Work instructions:
List each line in the rows below that contains the string "chart". Case counts.

● ● ●

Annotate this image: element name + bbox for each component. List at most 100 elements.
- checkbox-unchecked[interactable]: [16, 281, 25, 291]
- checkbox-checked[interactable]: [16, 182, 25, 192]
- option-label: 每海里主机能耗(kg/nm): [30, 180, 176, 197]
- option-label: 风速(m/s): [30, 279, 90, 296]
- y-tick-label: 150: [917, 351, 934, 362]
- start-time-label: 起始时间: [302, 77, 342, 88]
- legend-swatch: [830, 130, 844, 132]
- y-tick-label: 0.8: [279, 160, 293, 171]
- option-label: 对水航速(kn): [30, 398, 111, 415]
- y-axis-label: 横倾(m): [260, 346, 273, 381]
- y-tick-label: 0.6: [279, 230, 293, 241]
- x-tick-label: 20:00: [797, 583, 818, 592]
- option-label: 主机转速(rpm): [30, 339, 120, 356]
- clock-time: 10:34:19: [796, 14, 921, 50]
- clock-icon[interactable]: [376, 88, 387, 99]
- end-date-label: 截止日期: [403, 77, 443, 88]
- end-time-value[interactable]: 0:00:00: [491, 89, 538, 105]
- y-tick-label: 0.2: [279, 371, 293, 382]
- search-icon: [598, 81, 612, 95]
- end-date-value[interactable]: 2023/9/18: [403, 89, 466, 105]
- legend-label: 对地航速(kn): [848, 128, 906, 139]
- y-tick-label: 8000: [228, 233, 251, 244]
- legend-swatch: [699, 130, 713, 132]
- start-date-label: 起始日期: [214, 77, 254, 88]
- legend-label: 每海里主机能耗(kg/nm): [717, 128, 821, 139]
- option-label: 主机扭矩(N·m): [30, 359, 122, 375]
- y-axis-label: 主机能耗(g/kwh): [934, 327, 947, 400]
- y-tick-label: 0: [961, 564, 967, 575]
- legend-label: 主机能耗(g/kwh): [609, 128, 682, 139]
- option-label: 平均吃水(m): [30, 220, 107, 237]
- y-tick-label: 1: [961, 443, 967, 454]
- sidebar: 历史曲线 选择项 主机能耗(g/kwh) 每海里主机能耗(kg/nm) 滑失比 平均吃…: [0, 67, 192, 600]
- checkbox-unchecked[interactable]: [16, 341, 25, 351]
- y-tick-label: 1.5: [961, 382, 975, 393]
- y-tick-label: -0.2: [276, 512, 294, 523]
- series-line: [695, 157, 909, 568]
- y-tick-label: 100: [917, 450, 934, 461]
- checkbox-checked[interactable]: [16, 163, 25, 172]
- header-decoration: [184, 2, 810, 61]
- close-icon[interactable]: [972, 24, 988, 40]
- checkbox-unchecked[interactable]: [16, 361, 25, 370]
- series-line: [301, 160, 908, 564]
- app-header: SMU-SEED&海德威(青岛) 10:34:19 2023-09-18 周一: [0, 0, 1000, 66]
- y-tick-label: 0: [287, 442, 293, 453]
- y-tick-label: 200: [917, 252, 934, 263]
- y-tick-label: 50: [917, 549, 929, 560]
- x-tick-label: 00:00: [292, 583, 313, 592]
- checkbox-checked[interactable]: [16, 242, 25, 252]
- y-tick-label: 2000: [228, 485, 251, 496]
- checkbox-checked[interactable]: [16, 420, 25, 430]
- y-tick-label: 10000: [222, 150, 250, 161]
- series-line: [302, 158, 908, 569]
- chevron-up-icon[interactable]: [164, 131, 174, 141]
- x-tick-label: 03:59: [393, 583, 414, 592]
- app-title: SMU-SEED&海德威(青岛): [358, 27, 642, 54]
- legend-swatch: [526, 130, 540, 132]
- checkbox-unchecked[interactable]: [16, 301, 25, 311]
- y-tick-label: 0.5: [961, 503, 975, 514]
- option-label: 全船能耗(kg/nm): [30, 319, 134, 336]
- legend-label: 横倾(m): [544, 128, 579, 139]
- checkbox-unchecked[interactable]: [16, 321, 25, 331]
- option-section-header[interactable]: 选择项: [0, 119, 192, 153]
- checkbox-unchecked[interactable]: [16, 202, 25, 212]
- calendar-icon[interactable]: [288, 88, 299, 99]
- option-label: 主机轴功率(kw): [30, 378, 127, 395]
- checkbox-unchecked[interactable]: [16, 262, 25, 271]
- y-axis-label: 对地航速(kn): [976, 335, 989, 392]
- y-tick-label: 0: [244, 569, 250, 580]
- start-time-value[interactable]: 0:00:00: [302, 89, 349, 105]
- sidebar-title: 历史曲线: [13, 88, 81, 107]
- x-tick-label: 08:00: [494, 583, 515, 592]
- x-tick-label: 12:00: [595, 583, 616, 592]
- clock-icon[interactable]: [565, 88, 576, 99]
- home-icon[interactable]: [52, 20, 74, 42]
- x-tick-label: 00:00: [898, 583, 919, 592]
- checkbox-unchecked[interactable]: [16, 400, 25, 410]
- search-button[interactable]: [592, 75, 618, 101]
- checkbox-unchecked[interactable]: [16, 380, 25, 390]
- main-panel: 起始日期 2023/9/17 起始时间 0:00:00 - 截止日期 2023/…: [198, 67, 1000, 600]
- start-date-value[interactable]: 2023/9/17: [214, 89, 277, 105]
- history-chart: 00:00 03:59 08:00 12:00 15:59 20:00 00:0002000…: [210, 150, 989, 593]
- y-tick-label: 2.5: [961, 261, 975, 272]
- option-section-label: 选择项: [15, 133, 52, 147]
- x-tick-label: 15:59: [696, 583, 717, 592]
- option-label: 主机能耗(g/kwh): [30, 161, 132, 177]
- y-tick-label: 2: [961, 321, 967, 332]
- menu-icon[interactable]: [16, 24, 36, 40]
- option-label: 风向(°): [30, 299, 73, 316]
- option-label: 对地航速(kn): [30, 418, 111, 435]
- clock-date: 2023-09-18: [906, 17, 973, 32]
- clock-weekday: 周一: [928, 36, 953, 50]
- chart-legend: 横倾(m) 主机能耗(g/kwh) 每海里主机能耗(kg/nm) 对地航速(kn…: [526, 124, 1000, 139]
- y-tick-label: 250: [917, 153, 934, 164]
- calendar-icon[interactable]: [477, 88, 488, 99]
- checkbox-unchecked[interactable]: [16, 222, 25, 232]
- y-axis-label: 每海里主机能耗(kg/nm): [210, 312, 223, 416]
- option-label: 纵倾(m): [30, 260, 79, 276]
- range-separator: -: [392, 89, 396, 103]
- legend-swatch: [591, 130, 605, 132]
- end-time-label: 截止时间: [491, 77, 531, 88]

● ● ●

Task solution:
- history-chart: 00:00 03:59 08:00 12:00 15:59 20:00 00:0002000…: [210, 150, 989, 593]
- chart-legend: 横倾(m) 主机能耗(g/kwh) 每海里主机能耗(kg/nm) 对地航速(kn…: [526, 124, 1000, 139]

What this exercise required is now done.